**Problem description**: Copy out all lines carrying the word "сельское".

(Saved entries)
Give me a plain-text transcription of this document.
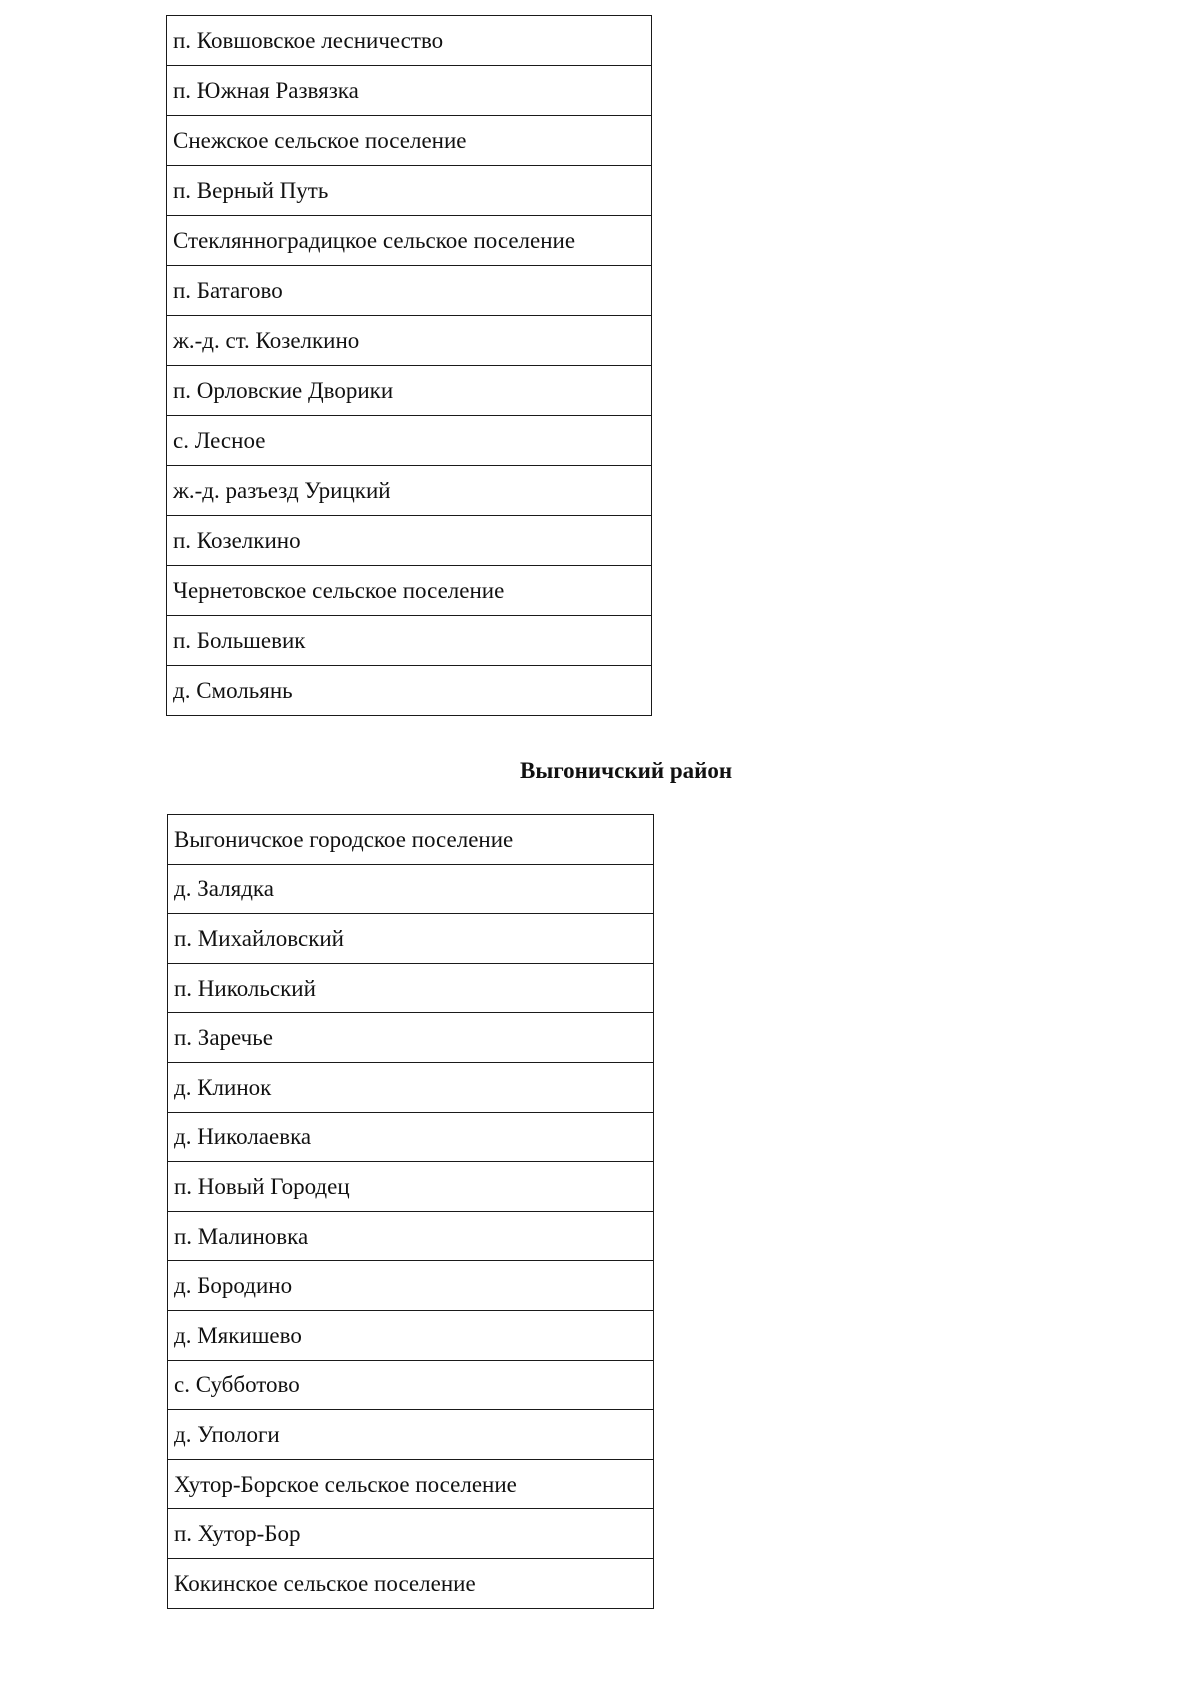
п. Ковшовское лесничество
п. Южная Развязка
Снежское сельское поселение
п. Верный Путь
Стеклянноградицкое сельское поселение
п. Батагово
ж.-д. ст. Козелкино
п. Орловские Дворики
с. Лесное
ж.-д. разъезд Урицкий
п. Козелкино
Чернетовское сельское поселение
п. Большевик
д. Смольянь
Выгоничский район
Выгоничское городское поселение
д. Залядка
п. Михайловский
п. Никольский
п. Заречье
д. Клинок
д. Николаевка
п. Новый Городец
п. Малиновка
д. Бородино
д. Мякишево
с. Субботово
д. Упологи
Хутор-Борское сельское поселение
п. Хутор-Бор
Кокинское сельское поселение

**Problem solution**:
Снежское сельское поселение
Стеклянноградицкое сельское поселение
Чернетовское сельское поселение
Хутор-Борское сельское поселение
Кокинское сельское поселение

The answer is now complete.